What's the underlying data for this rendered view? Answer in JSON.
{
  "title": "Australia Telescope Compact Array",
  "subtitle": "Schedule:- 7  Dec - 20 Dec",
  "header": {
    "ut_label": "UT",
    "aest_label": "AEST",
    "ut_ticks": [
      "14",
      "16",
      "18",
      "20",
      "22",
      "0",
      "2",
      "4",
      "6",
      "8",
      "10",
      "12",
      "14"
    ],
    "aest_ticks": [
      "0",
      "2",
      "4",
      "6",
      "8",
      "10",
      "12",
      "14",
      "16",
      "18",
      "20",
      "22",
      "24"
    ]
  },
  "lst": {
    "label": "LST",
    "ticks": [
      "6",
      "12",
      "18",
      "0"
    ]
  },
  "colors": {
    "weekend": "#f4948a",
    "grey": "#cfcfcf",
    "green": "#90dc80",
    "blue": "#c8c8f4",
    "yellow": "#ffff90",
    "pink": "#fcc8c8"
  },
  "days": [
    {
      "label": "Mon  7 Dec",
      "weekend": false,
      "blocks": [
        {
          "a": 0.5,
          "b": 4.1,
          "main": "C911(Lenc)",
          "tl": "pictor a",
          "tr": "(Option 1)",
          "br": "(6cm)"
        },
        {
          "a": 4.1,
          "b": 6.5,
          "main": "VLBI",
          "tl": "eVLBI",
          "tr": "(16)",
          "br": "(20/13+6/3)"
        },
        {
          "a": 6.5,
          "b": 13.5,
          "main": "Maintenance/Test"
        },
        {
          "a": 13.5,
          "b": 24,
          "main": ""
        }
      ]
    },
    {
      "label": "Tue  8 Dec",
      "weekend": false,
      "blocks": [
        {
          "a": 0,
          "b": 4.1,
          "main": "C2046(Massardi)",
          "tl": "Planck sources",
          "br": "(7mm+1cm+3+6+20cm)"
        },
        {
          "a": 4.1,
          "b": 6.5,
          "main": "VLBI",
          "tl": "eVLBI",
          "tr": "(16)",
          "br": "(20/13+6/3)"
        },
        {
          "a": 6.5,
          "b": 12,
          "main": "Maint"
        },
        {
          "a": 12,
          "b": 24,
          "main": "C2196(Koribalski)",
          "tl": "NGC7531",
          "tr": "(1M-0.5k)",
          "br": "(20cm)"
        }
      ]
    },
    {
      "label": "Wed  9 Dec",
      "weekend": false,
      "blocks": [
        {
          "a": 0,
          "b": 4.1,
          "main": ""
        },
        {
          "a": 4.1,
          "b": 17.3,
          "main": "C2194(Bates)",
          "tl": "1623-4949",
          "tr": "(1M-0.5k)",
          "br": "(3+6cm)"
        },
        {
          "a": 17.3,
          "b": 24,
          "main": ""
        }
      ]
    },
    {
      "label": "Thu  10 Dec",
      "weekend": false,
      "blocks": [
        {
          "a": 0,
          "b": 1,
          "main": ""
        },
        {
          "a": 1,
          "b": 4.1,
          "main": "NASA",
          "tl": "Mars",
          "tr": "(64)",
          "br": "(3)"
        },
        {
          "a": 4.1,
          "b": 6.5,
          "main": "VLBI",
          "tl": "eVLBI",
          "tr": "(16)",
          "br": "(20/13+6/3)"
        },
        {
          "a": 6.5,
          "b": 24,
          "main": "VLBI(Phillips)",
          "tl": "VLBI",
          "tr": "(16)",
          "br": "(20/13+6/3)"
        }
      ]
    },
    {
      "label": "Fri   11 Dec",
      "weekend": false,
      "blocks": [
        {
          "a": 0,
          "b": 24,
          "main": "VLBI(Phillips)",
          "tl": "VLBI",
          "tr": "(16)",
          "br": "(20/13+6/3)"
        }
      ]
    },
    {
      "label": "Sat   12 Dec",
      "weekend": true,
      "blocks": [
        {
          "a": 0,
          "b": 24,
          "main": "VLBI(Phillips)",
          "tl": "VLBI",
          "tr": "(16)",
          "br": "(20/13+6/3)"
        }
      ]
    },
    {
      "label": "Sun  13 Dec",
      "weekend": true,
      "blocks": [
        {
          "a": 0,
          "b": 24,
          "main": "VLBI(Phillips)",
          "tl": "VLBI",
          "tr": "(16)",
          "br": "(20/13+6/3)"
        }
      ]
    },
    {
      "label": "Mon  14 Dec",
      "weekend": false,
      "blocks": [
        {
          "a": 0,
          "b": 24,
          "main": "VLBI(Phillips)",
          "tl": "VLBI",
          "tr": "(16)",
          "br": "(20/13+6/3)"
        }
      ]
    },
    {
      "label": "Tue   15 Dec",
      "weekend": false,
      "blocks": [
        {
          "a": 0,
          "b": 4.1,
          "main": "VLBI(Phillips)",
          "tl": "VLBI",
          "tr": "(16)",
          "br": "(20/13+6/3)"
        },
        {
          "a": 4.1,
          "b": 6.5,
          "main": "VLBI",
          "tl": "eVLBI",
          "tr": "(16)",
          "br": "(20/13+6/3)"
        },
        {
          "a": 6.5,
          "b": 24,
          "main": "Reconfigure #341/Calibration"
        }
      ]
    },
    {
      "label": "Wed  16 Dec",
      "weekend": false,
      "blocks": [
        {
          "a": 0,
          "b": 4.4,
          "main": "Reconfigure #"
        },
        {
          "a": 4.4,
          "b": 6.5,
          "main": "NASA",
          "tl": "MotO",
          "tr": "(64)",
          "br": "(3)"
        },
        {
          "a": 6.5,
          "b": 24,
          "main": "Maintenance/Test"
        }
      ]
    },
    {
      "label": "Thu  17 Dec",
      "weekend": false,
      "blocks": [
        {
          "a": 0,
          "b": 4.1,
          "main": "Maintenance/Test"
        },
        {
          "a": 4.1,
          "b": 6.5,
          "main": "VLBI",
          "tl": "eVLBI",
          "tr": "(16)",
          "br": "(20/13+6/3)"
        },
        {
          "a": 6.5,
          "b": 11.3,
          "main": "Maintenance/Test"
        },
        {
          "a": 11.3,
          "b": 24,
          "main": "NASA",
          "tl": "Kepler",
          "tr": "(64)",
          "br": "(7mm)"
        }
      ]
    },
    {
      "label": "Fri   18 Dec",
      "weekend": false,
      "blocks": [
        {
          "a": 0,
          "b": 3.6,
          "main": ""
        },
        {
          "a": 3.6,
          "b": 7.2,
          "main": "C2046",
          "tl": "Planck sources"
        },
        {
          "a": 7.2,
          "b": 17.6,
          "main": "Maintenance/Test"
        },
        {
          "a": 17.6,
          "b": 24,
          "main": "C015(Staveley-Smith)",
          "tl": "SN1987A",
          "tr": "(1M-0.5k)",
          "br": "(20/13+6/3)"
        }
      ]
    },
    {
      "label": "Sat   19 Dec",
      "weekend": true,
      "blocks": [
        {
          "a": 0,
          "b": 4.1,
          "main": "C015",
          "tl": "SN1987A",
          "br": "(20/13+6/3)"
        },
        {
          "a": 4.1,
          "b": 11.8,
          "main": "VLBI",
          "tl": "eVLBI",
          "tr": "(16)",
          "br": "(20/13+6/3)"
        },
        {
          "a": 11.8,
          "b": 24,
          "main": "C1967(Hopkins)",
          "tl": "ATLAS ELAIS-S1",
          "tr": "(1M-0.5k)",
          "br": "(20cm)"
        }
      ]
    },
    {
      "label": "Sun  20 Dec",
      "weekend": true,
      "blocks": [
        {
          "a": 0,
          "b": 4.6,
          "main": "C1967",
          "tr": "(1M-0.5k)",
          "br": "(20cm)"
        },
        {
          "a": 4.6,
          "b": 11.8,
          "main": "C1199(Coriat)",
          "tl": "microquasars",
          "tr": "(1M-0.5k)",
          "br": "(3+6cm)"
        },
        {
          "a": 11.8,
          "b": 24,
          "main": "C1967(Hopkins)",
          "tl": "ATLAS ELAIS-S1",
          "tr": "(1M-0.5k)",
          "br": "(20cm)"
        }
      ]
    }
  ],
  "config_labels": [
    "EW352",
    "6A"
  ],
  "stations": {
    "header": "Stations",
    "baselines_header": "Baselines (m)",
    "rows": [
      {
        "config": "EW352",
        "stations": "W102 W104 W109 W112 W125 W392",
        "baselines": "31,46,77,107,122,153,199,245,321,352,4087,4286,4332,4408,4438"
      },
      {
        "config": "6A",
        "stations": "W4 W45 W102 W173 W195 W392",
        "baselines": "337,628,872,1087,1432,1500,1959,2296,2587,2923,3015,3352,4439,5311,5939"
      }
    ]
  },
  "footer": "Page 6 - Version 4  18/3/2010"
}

:::::

— What this task involves —
Copy every line of the material in which the word "sources" occurs.

— Result below —
          "tl": "Planck sources",
          "tl": "Planck sources"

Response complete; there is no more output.